**Stored data entries:**
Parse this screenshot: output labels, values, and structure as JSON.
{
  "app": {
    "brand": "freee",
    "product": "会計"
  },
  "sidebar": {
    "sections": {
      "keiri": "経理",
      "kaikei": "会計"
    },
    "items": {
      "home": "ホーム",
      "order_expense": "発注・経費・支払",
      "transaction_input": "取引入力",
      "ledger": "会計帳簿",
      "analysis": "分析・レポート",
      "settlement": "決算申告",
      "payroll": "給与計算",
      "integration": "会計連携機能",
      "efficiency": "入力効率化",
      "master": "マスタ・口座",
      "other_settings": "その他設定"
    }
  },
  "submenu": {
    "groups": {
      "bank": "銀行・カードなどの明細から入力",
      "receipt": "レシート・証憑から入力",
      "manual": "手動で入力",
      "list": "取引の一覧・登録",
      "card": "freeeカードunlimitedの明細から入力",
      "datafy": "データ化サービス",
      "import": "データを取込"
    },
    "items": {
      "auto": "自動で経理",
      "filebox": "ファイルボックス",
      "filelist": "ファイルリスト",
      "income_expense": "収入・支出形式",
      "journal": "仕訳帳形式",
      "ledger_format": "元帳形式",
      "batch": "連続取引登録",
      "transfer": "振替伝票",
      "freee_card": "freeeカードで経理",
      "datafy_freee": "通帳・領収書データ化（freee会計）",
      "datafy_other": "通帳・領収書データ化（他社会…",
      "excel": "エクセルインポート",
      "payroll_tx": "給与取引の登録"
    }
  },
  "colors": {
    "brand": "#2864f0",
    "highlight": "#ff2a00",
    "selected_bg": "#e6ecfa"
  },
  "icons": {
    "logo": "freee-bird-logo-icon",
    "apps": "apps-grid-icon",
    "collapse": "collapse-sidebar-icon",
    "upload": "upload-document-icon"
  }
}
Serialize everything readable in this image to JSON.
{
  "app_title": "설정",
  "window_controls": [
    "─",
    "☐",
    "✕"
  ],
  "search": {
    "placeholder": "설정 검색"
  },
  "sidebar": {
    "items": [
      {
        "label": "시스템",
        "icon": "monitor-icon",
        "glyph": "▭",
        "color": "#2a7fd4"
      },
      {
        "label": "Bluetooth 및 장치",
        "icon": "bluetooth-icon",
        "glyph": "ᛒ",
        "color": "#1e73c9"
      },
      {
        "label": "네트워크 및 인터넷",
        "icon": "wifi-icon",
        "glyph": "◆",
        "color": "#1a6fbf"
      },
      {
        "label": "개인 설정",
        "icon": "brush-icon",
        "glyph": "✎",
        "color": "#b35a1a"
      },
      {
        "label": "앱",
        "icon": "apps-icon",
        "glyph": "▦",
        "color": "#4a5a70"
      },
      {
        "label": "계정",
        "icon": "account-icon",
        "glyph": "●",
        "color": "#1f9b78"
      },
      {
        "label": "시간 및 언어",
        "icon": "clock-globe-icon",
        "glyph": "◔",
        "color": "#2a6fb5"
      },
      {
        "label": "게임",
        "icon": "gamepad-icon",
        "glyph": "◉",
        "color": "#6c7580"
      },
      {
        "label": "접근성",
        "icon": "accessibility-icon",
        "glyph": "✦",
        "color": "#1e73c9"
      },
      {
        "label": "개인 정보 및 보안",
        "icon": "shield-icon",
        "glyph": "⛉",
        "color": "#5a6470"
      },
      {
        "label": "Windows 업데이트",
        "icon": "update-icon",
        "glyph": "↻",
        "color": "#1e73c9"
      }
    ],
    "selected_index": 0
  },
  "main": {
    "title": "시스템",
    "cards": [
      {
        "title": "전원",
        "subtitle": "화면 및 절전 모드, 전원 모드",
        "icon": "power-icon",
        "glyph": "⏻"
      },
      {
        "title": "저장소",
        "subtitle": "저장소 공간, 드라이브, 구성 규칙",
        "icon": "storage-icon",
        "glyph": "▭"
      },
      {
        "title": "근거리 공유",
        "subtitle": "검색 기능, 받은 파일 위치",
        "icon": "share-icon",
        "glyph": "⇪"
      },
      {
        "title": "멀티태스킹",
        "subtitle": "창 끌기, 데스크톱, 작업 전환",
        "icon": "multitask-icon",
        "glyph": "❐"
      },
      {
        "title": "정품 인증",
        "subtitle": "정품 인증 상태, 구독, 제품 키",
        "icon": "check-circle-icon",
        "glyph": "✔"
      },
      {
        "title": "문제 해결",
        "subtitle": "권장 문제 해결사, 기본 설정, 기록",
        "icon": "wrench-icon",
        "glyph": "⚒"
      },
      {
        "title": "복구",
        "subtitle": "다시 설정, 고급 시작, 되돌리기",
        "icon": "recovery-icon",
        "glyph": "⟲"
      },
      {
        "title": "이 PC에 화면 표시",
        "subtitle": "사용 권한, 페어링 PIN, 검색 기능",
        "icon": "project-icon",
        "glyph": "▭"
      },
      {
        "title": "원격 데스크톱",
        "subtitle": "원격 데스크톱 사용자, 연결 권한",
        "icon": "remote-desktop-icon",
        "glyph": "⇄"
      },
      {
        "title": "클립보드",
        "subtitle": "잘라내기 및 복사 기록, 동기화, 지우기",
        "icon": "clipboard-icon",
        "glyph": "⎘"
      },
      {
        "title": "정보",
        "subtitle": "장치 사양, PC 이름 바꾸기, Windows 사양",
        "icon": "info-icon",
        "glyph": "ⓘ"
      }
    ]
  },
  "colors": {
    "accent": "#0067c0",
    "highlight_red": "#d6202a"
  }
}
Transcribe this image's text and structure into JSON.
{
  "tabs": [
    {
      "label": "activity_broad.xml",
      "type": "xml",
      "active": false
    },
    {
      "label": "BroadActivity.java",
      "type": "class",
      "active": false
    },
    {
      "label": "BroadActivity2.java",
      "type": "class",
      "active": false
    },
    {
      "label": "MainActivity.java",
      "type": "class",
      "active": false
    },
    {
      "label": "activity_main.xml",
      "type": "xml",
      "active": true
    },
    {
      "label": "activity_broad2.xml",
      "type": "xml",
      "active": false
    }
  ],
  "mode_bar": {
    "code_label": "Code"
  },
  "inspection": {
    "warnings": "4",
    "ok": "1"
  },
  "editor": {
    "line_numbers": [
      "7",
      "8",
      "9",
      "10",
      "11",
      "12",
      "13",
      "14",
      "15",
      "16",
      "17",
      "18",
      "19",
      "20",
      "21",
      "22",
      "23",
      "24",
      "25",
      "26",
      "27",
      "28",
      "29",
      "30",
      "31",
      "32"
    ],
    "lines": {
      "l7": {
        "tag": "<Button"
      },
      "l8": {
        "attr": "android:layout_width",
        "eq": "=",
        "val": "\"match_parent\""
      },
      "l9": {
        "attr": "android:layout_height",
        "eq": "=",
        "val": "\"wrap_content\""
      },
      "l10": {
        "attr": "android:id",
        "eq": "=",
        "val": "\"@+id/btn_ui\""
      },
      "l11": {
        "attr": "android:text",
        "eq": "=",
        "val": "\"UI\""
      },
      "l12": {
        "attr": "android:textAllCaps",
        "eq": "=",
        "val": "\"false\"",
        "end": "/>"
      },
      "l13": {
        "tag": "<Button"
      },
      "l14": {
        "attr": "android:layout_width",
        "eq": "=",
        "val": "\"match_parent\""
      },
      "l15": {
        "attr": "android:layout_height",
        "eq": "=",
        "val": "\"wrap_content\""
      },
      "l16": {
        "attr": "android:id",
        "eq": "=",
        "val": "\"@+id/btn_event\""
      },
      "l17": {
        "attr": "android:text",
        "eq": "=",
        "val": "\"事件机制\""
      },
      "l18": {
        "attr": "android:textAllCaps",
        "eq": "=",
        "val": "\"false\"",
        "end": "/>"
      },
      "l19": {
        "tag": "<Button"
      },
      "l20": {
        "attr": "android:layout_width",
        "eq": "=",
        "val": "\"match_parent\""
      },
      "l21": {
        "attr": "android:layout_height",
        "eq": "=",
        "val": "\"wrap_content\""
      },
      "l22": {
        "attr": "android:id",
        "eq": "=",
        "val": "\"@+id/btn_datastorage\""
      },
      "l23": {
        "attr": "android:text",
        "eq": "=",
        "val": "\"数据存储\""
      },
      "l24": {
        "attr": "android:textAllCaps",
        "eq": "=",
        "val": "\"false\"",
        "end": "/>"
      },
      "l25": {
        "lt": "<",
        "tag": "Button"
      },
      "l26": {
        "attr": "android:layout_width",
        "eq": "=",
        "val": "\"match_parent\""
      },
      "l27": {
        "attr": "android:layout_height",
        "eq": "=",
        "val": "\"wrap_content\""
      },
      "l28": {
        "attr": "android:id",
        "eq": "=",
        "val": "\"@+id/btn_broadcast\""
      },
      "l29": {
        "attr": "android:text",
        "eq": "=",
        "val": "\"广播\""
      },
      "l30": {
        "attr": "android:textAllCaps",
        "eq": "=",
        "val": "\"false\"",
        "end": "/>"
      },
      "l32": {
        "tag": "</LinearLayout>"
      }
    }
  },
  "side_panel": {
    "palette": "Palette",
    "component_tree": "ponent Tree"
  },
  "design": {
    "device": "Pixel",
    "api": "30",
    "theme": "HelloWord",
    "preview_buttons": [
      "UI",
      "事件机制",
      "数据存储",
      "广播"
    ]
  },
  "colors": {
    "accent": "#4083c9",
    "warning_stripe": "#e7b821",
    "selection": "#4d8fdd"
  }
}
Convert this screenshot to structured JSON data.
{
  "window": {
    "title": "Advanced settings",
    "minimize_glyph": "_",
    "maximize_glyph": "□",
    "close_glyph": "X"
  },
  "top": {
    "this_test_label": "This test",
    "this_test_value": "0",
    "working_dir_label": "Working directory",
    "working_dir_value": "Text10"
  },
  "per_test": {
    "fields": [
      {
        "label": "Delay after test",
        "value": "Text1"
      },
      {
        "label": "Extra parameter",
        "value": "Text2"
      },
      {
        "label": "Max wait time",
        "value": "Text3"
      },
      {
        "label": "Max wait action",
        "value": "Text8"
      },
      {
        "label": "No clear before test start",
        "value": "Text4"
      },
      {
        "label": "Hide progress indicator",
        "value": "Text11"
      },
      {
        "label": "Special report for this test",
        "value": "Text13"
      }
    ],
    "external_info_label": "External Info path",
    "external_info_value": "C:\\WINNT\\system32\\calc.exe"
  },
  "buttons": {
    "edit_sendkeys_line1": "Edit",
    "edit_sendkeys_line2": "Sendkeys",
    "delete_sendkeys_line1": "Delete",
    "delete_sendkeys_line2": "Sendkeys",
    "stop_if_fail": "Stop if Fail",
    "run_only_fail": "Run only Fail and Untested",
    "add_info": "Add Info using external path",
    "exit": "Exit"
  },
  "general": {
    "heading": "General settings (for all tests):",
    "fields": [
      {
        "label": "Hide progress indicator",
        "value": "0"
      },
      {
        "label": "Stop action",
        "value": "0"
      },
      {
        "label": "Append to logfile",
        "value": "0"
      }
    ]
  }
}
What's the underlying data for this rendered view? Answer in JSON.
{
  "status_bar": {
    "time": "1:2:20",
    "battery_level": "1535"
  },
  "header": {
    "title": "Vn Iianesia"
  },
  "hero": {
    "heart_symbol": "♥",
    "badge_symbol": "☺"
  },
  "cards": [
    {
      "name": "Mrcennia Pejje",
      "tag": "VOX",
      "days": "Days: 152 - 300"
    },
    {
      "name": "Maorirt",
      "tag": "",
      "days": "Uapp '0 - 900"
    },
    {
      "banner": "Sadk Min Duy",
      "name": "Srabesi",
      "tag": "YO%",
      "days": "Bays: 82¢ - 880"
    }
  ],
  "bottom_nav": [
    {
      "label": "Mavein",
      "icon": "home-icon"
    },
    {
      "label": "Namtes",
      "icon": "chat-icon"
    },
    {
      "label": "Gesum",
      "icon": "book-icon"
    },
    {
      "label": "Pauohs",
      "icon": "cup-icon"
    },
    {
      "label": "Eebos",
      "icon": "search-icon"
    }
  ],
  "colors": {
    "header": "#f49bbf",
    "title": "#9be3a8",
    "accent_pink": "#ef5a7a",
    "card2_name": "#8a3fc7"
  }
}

**REQUIRED TASK:** Return exactly the lines from the line bearing "What's the underlying" to the end of the records, inclusive of both; include no other lines.

**THE SOLUTION:**
What's the underlying data for this rendered view? Answer in JSON.
{
  "status_bar": {
    "time": "1:2:20",
    "battery_level": "1535"
  },
  "header": {
    "title": "Vn Iianesia"
  },
  "hero": {
    "heart_symbol": "♥",
    "badge_symbol": "☺"
  },
  "cards": [
    {
      "name": "Mrcennia Pejje",
      "tag": "VOX",
      "days": "Days: 152 - 300"
    },
    {
      "name": "Maorirt",
      "tag": "",
      "days": "Uapp '0 - 900"
    },
    {
      "banner": "Sadk Min Duy",
      "name": "Srabesi",
      "tag": "YO%",
      "days": "Bays: 82¢ - 880"
    }
  ],
  "bottom_nav": [
    {
      "label": "Mavein",
      "icon": "home-icon"
    },
    {
      "label": "Namtes",
      "icon": "chat-icon"
    },
    {
      "label": "Gesum",
      "icon": "book-icon"
    },
    {
      "label": "Pauohs",
      "icon": "cup-icon"
    },
    {
      "label": "Eebos",
      "icon": "search-icon"
    }
  ],
  "colors": {
    "header": "#f49bbf",
    "title": "#9be3a8",
    "accent_pink": "#ef5a7a",
    "card2_name": "#8a3fc7"
  }
}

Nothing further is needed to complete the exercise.